GIVEN INFORMATION –
*****

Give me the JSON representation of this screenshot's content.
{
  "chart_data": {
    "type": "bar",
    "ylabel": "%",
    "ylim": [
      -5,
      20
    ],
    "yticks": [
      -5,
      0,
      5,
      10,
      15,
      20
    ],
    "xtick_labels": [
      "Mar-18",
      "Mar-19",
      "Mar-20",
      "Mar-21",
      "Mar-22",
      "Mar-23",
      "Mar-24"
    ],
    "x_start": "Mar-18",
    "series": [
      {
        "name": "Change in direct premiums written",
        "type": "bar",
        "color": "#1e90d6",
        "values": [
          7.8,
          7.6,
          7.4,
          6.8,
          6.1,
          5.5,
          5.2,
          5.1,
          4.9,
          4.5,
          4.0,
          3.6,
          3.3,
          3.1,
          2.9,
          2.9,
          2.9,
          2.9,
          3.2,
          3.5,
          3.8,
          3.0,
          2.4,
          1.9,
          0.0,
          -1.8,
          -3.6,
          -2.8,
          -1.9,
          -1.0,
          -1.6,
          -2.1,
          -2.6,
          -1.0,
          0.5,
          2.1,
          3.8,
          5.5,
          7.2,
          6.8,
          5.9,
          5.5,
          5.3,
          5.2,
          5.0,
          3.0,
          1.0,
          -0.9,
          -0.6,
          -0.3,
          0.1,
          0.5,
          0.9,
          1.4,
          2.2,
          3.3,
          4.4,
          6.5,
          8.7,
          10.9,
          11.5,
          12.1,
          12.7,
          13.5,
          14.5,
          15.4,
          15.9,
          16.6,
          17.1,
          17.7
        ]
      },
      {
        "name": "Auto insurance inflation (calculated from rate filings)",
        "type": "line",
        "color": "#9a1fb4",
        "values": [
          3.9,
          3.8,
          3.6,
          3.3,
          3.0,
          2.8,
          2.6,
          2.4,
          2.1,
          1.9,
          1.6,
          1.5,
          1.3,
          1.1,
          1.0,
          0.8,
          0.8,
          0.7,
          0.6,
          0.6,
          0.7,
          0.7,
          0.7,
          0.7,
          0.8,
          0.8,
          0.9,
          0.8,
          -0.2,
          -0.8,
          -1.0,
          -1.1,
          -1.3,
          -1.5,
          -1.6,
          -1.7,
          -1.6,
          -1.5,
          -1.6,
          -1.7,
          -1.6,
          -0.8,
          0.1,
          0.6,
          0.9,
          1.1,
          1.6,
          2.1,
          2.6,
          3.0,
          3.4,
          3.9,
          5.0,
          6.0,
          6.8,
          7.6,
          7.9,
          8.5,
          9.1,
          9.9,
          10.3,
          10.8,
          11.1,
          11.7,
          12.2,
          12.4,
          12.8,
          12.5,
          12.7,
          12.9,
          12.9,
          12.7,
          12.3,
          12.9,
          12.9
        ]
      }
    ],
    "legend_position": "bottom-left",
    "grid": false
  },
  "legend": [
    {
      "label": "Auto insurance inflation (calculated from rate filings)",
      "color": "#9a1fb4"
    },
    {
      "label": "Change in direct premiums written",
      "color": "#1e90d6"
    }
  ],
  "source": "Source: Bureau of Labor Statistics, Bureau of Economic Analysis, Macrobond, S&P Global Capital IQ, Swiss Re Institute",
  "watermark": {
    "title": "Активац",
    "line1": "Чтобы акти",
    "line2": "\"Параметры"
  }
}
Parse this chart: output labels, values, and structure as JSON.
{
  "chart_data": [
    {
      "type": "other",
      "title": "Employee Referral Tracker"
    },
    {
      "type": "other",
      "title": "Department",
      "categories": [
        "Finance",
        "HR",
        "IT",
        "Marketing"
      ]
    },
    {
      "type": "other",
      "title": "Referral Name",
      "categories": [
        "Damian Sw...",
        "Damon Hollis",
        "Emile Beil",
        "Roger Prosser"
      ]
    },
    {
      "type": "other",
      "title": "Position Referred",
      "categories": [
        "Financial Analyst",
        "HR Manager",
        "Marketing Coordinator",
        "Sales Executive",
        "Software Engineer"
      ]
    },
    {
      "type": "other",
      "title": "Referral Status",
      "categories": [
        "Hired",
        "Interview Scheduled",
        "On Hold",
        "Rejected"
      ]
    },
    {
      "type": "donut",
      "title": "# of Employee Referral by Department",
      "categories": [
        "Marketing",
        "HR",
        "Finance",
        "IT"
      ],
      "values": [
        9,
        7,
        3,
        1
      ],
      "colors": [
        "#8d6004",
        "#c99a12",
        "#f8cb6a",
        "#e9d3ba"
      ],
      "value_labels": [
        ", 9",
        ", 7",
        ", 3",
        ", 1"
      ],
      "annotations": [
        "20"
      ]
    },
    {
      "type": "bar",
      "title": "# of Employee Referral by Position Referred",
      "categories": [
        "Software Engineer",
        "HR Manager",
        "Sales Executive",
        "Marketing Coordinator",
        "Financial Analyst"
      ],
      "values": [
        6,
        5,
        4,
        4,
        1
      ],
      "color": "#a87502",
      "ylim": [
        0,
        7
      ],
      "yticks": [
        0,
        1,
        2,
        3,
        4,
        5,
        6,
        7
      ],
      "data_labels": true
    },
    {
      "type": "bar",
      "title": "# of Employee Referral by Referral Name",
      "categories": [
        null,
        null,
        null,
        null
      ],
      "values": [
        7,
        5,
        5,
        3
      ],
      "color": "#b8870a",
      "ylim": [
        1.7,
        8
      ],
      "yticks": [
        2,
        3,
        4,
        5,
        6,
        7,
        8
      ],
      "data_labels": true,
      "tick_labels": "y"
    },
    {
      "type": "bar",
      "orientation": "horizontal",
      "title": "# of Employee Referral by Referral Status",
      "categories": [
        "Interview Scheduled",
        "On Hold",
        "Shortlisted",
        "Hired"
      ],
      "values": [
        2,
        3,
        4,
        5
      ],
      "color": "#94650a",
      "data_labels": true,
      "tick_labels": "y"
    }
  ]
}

*****

INSTRUCTIONS FOR THE TASK – Lines from the records above that hold "written" are the ones to list.

ANSWER TO THIS EXERCISE –
        "name": "Change in direct premiums written",
      "label": "Change in direct premiums written",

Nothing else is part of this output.